--- BEGIN RECORDS SHOWN ---
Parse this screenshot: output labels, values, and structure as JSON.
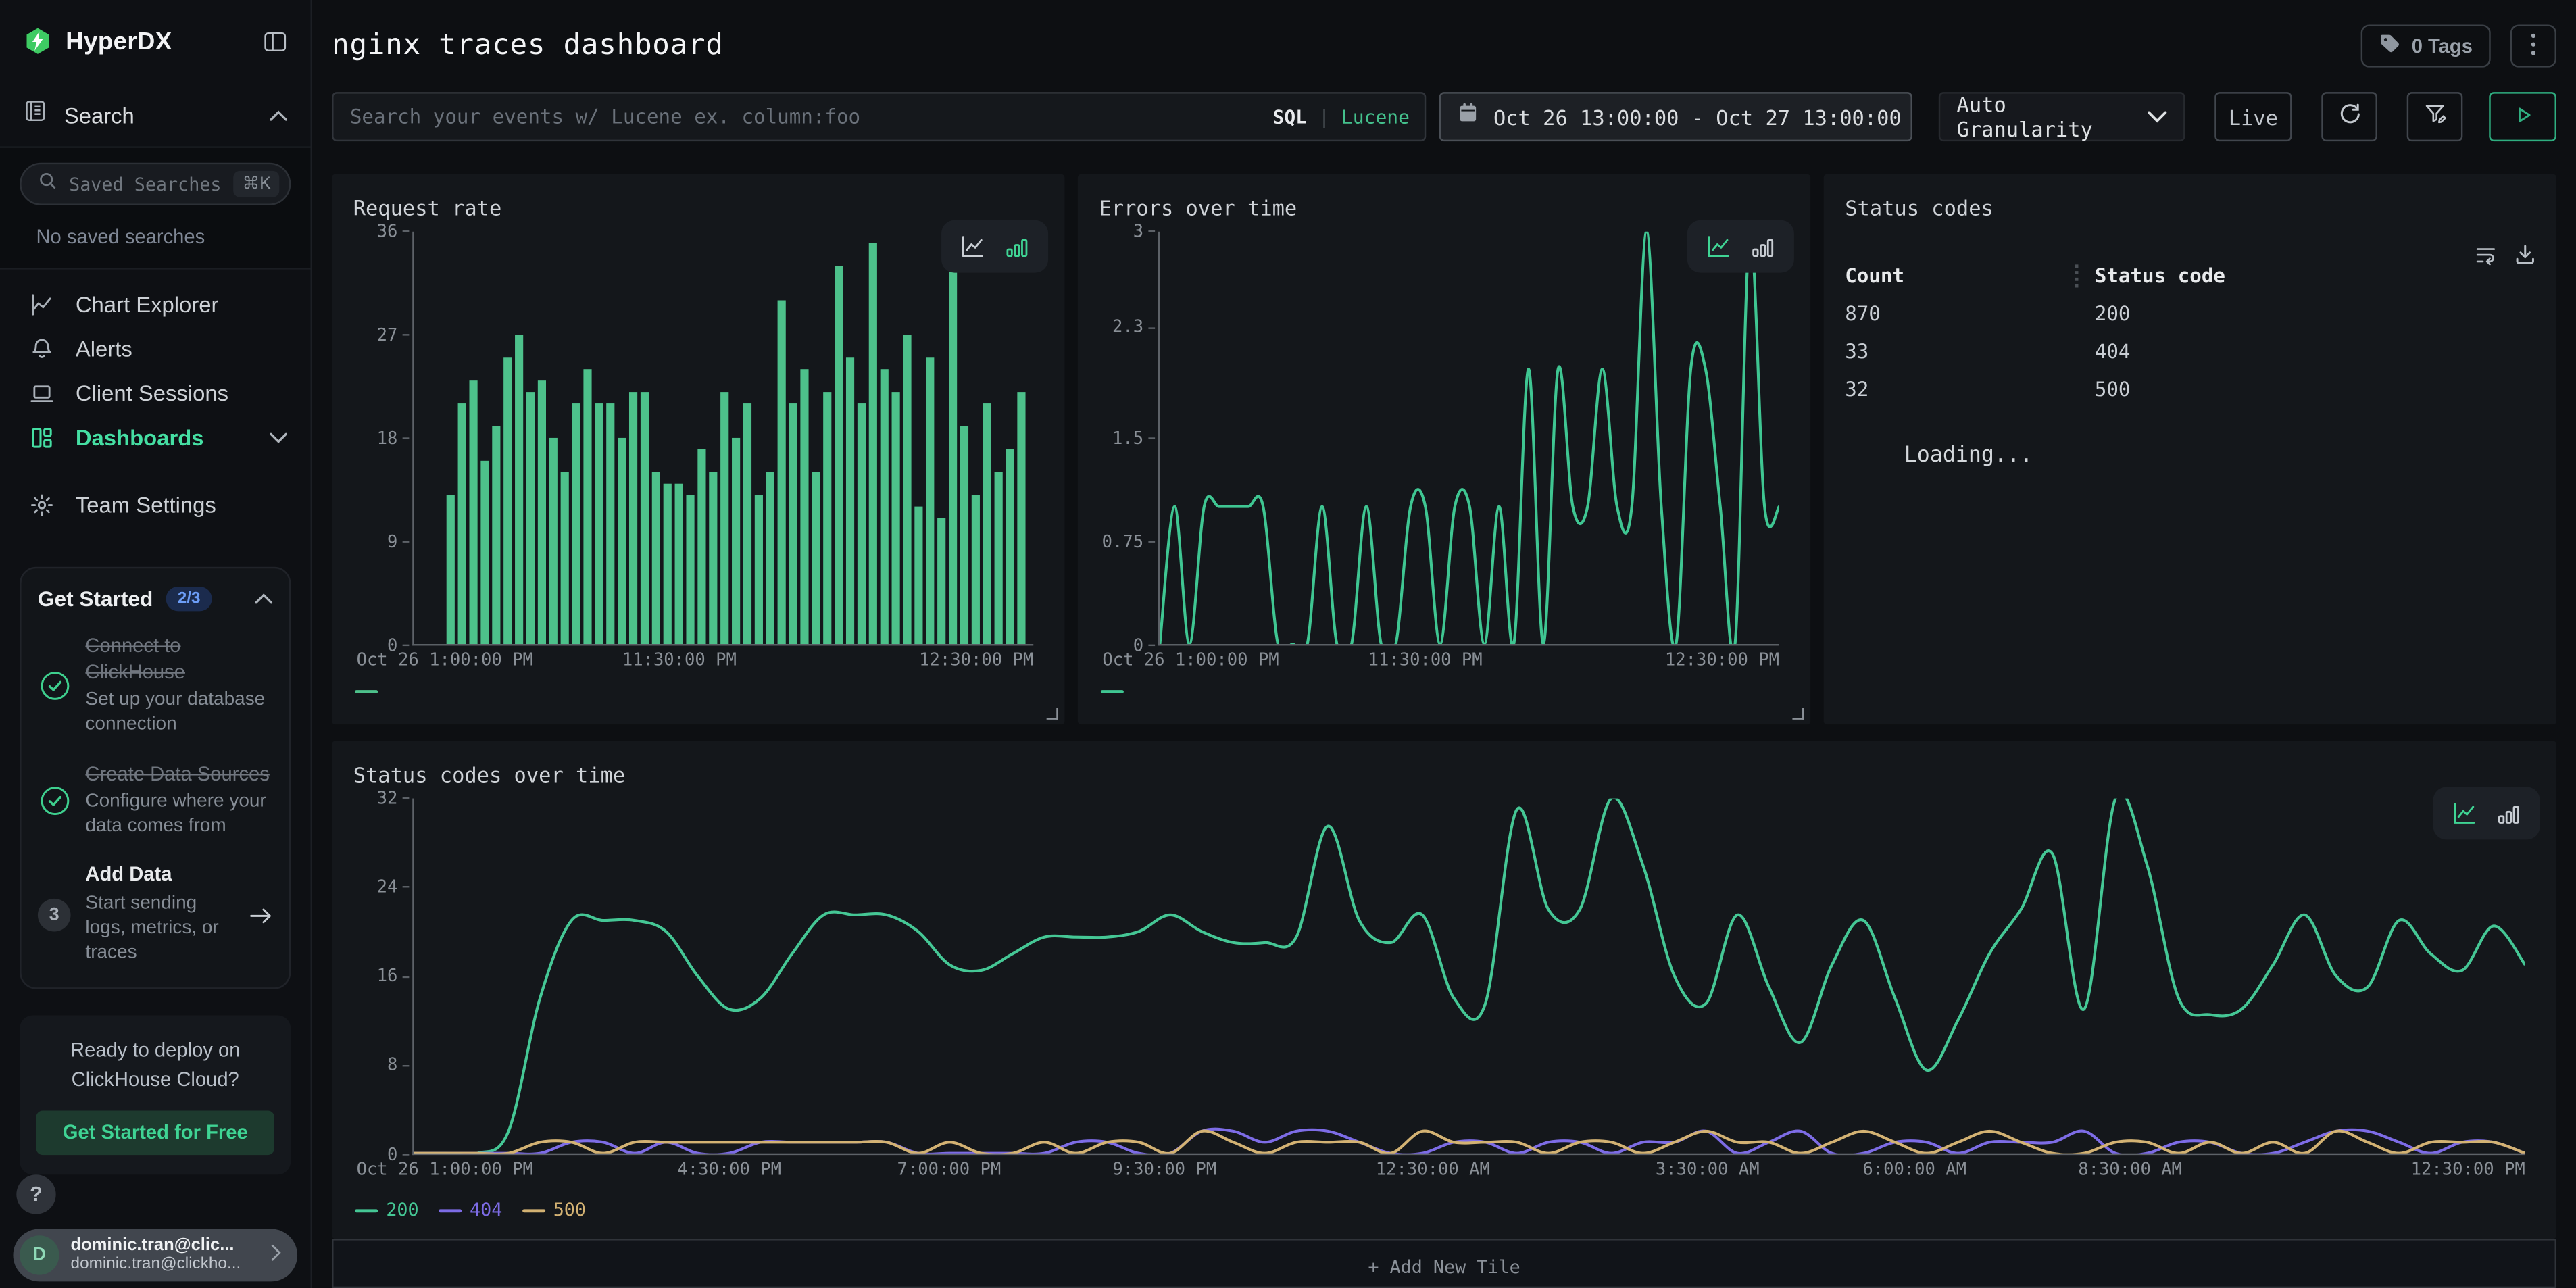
{
  "sidebar": {
    "logo": "HyperDX",
    "search_header": "Search",
    "saved_placeholder": "Saved Searches",
    "saved_shortcut": "⌘K",
    "no_saved": "No saved searches",
    "menu": [
      {
        "id": "chart-explorer",
        "label": "Chart Explorer",
        "icon": "line-chart",
        "active": false,
        "chevron": false
      },
      {
        "id": "alerts",
        "label": "Alerts",
        "icon": "bell",
        "active": false,
        "chevron": false
      },
      {
        "id": "client-sessions",
        "label": "Client Sessions",
        "icon": "laptop",
        "active": false,
        "chevron": false
      },
      {
        "id": "dashboards",
        "label": "Dashboards",
        "icon": "grid",
        "active": true,
        "chevron": true
      },
      {
        "id": "team-settings",
        "label": "Team Settings",
        "icon": "gear",
        "active": false,
        "chevron": false,
        "gap": true
      }
    ],
    "get_started": {
      "title": "Get Started",
      "badge": "2/3",
      "items": [
        {
          "state": "done",
          "title": "Connect to ClickHouse",
          "desc": "Set up your database connection"
        },
        {
          "state": "done",
          "title": "Create Data Sources",
          "desc": "Configure where your data comes from"
        },
        {
          "state": "todo",
          "number": "3",
          "title": "Add Data",
          "desc": "Start sending logs, metrics, or traces",
          "arrow": true
        }
      ]
    },
    "cloud": {
      "line1": "Ready to deploy on",
      "line2": "ClickHouse Cloud?",
      "cta": "Get Started for Free"
    },
    "help": "?",
    "user": {
      "initial": "D",
      "name": "dominic.tran@clic...",
      "email": "dominic.tran@clickho..."
    }
  },
  "header": {
    "title": "nginx traces dashboard",
    "tags": "0 Tags"
  },
  "filters": {
    "search_placeholder": "Search your events w/ Lucene ex. column:foo",
    "sql": "SQL",
    "divider": "|",
    "lucene": "Lucene",
    "date_range": "Oct 26 13:00:00 - Oct 27 13:00:00",
    "granularity": "Auto Granularity",
    "live": "Live"
  },
  "chart_data": [
    {
      "id": "request_rate",
      "type": "bar",
      "title": "Request rate",
      "view": "bar",
      "color": "#4dc18b",
      "ylim": [
        0,
        36
      ],
      "grid": false,
      "legend_position": "bottom-left",
      "yticks": [
        "0",
        "9",
        "18",
        "27",
        "36"
      ],
      "xticks": [
        "Oct 26 1:00:00 PM",
        "11:30:00 PM",
        "12:30:00 PM"
      ],
      "values": [
        13,
        21,
        23,
        16,
        19,
        25,
        27,
        22,
        23,
        18,
        15,
        21,
        24,
        21,
        21,
        18,
        22,
        22,
        15,
        14,
        14,
        13,
        17,
        15,
        22,
        18,
        21,
        13,
        15,
        30,
        21,
        24,
        15,
        22,
        33,
        25,
        21,
        35,
        24,
        22,
        27,
        12,
        25,
        11,
        34,
        19,
        13,
        21,
        15,
        17,
        22
      ]
    },
    {
      "id": "errors",
      "type": "line",
      "title": "Errors over time",
      "view": "line",
      "color": "#3fc692",
      "ylim": [
        0,
        3
      ],
      "grid": false,
      "legend_position": "bottom-left",
      "yticks": [
        "0",
        "0.75",
        "1.5",
        "2.3",
        "3"
      ],
      "xticks": [
        "Oct 26 1:00:00 PM",
        "11:30:00 PM",
        "12:30:00 PM"
      ],
      "values": [
        0,
        1,
        0,
        1,
        1,
        1,
        1,
        1,
        0,
        0,
        0,
        1,
        0,
        0,
        1,
        0,
        0,
        1,
        1,
        0,
        1,
        1,
        0,
        1,
        0,
        2,
        0,
        2,
        1,
        1,
        2,
        1,
        1,
        3,
        1,
        0,
        2,
        2,
        1,
        0,
        3,
        1,
        1
      ]
    },
    {
      "id": "status_codes",
      "type": "table",
      "title": "Status codes",
      "columns": [
        "Count",
        "Status code"
      ],
      "rows": [
        [
          "870",
          "200"
        ],
        [
          "33",
          "404"
        ],
        [
          "32",
          "500"
        ]
      ],
      "loading": "Loading..."
    },
    {
      "id": "status_over_time",
      "type": "line",
      "title": "Status codes over time",
      "view": "line",
      "ylim": [
        0,
        32
      ],
      "grid": false,
      "legend_position": "bottom-left",
      "yticks": [
        "0",
        "8",
        "16",
        "24",
        "32"
      ],
      "xticks": [
        "Oct 26 1:00:00 PM",
        "4:30:00 PM",
        "7:00:00 PM",
        "9:30:00 PM",
        "12:30:00 AM",
        "3:30:00 AM",
        "6:00:00 AM",
        "8:30:00 AM",
        "12:30:00 PM"
      ],
      "series": [
        {
          "name": "200",
          "color": "#45c795",
          "values": [
            0,
            0,
            0,
            2,
            14,
            21,
            21,
            21,
            20,
            16,
            13,
            14,
            18,
            21.5,
            21.5,
            21.5,
            20,
            17,
            16.5,
            18,
            19.5,
            19.5,
            19.5,
            20,
            21.5,
            20,
            19,
            19,
            19.5,
            29.5,
            21,
            19,
            21.5,
            14,
            13.5,
            31,
            22,
            22,
            32,
            26,
            16,
            13.5,
            21.5,
            15,
            10,
            17,
            21,
            14,
            7.5,
            12,
            18,
            22,
            27,
            13,
            32,
            26,
            14,
            12.5,
            13,
            17,
            21.5,
            16,
            15,
            21,
            18,
            16.5,
            20.5,
            17
          ]
        },
        {
          "name": "404",
          "color": "#7d6ce6",
          "values": [
            0,
            0,
            0,
            0,
            0,
            1,
            1,
            0,
            1,
            0,
            0,
            1,
            1,
            1,
            1,
            1,
            0,
            0,
            0,
            0,
            0,
            1,
            1,
            0,
            0,
            2,
            2,
            1,
            2,
            2,
            1,
            0,
            0,
            1,
            1,
            0,
            1,
            1,
            0,
            1,
            1,
            2,
            0,
            1,
            2,
            0,
            0,
            1,
            1,
            0,
            1,
            1,
            1,
            2,
            0,
            0,
            1,
            1,
            0,
            0,
            1,
            2,
            2,
            1,
            0,
            1,
            1,
            0
          ]
        },
        {
          "name": "500",
          "color": "#d3b273",
          "values": [
            0,
            0,
            0,
            0,
            1,
            1,
            0,
            1,
            1,
            1,
            1,
            1,
            1,
            1,
            1,
            1,
            0,
            1,
            0,
            0,
            1,
            0,
            1,
            1,
            0,
            2,
            1,
            0,
            1,
            1,
            1,
            0,
            2,
            1,
            1,
            1,
            0,
            1,
            1,
            0,
            1,
            2,
            1,
            1,
            0,
            1,
            2,
            1,
            0,
            1,
            2,
            1,
            0,
            0,
            1,
            1,
            0,
            1,
            0,
            1,
            0,
            2,
            1,
            0,
            1,
            1,
            1,
            0
          ]
        }
      ]
    }
  ],
  "add_tile": "+ Add New Tile"
}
--- END RECORDS SHOWN ---
◆ EXERCISE DETAILS: All of the records need repeating exactly, except for the pictures.

◆ THE RESPONSE:
Parse this screenshot: output labels, values, and structure as JSON.
{
  "sidebar": {
    "logo": "HyperDX",
    "search_header": "Search",
    "saved_placeholder": "Saved Searches",
    "saved_shortcut": "⌘K",
    "no_saved": "No saved searches",
    "menu": [
      {
        "id": "chart-explorer",
        "label": "Chart Explorer",
        "icon": "line-chart",
        "active": false,
        "chevron": false
      },
      {
        "id": "alerts",
        "label": "Alerts",
        "icon": "bell",
        "active": false,
        "chevron": false
      },
      {
        "id": "client-sessions",
        "label": "Client Sessions",
        "icon": "laptop",
        "active": false,
        "chevron": false
      },
      {
        "id": "dashboards",
        "label": "Dashboards",
        "icon": "grid",
        "active": true,
        "chevron": true
      },
      {
        "id": "team-settings",
        "label": "Team Settings",
        "icon": "gear",
        "active": false,
        "chevron": false,
        "gap": true
      }
    ],
    "get_started": {
      "title": "Get Started",
      "badge": "2/3",
      "items": [
        {
          "state": "done",
          "title": "Connect to ClickHouse",
          "desc": "Set up your database connection"
        },
        {
          "state": "done",
          "title": "Create Data Sources",
          "desc": "Configure where your data comes from"
        },
        {
          "state": "todo",
          "number": "3",
          "title": "Add Data",
          "desc": "Start sending logs, metrics, or traces",
          "arrow": true
        }
      ]
    },
    "cloud": {
      "line1": "Ready to deploy on",
      "line2": "ClickHouse Cloud?",
      "cta": "Get Started for Free"
    },
    "help": "?",
    "user": {
      "initial": "D",
      "name": "dominic.tran@clic...",
      "email": "dominic.tran@clickho..."
    }
  },
  "header": {
    "title": "nginx traces dashboard",
    "tags": "0 Tags"
  },
  "filters": {
    "search_placeholder": "Search your events w/ Lucene ex. column:foo",
    "sql": "SQL",
    "divider": "|",
    "lucene": "Lucene",
    "date_range": "Oct 26 13:00:00 - Oct 27 13:00:00",
    "granularity": "Auto Granularity",
    "live": "Live"
  },
  "chart_data": [
    {
      "id": "request_rate",
      "type": "bar",
      "title": "Request rate",
      "view": "bar",
      "color": "#4dc18b",
      "ylim": [
        0,
        36
      ],
      "grid": false,
      "legend_position": "bottom-left",
      "yticks": [
        "0",
        "9",
        "18",
        "27",
        "36"
      ],
      "xticks": [
        "Oct 26 1:00:00 PM",
        "11:30:00 PM",
        "12:30:00 PM"
      ],
      "values": [
        13,
        21,
        23,
        16,
        19,
        25,
        27,
        22,
        23,
        18,
        15,
        21,
        24,
        21,
        21,
        18,
        22,
        22,
        15,
        14,
        14,
        13,
        17,
        15,
        22,
        18,
        21,
        13,
        15,
        30,
        21,
        24,
        15,
        22,
        33,
        25,
        21,
        35,
        24,
        22,
        27,
        12,
        25,
        11,
        34,
        19,
        13,
        21,
        15,
        17,
        22
      ]
    },
    {
      "id": "errors",
      "type": "line",
      "title": "Errors over time",
      "view": "line",
      "color": "#3fc692",
      "ylim": [
        0,
        3
      ],
      "grid": false,
      "legend_position": "bottom-left",
      "yticks": [
        "0",
        "0.75",
        "1.5",
        "2.3",
        "3"
      ],
      "xticks": [
        "Oct 26 1:00:00 PM",
        "11:30:00 PM",
        "12:30:00 PM"
      ],
      "values": [
        0,
        1,
        0,
        1,
        1,
        1,
        1,
        1,
        0,
        0,
        0,
        1,
        0,
        0,
        1,
        0,
        0,
        1,
        1,
        0,
        1,
        1,
        0,
        1,
        0,
        2,
        0,
        2,
        1,
        1,
        2,
        1,
        1,
        3,
        1,
        0,
        2,
        2,
        1,
        0,
        3,
        1,
        1
      ]
    },
    {
      "id": "status_codes",
      "type": "table",
      "title": "Status codes",
      "columns": [
        "Count",
        "Status code"
      ],
      "rows": [
        [
          "870",
          "200"
        ],
        [
          "33",
          "404"
        ],
        [
          "32",
          "500"
        ]
      ],
      "loading": "Loading..."
    },
    {
      "id": "status_over_time",
      "type": "line",
      "title": "Status codes over time",
      "view": "line",
      "ylim": [
        0,
        32
      ],
      "grid": false,
      "legend_position": "bottom-left",
      "yticks": [
        "0",
        "8",
        "16",
        "24",
        "32"
      ],
      "xticks": [
        "Oct 26 1:00:00 PM",
        "4:30:00 PM",
        "7:00:00 PM",
        "9:30:00 PM",
        "12:30:00 AM",
        "3:30:00 AM",
        "6:00:00 AM",
        "8:30:00 AM",
        "12:30:00 PM"
      ],
      "series": [
        {
          "name": "200",
          "color": "#45c795",
          "values": [
            0,
            0,
            0,
            2,
            14,
            21,
            21,
            21,
            20,
            16,
            13,
            14,
            18,
            21.5,
            21.5,
            21.5,
            20,
            17,
            16.5,
            18,
            19.5,
            19.5,
            19.5,
            20,
            21.5,
            20,
            19,
            19,
            19.5,
            29.5,
            21,
            19,
            21.5,
            14,
            13.5,
            31,
            22,
            22,
            32,
            26,
            16,
            13.5,
            21.5,
            15,
            10,
            17,
            21,
            14,
            7.5,
            12,
            18,
            22,
            27,
            13,
            32,
            26,
            14,
            12.5,
            13,
            17,
            21.5,
            16,
            15,
            21,
            18,
            16.5,
            20.5,
            17
          ]
        },
        {
          "name": "404",
          "color": "#7d6ce6",
          "values": [
            0,
            0,
            0,
            0,
            0,
            1,
            1,
            0,
            1,
            0,
            0,
            1,
            1,
            1,
            1,
            1,
            0,
            0,
            0,
            0,
            0,
            1,
            1,
            0,
            0,
            2,
            2,
            1,
            2,
            2,
            1,
            0,
            0,
            1,
            1,
            0,
            1,
            1,
            0,
            1,
            1,
            2,
            0,
            1,
            2,
            0,
            0,
            1,
            1,
            0,
            1,
            1,
            1,
            2,
            0,
            0,
            1,
            1,
            0,
            0,
            1,
            2,
            2,
            1,
            0,
            1,
            1,
            0
          ]
        },
        {
          "name": "500",
          "color": "#d3b273",
          "values": [
            0,
            0,
            0,
            0,
            1,
            1,
            0,
            1,
            1,
            1,
            1,
            1,
            1,
            1,
            1,
            1,
            0,
            1,
            0,
            0,
            1,
            0,
            1,
            1,
            0,
            2,
            1,
            0,
            1,
            1,
            1,
            0,
            2,
            1,
            1,
            1,
            0,
            1,
            1,
            0,
            1,
            2,
            1,
            1,
            0,
            1,
            2,
            1,
            0,
            1,
            2,
            1,
            0,
            0,
            1,
            1,
            0,
            1,
            0,
            1,
            0,
            2,
            1,
            0,
            1,
            1,
            1,
            0
          ]
        }
      ]
    }
  ],
  "add_tile": "+ Add New Tile"
}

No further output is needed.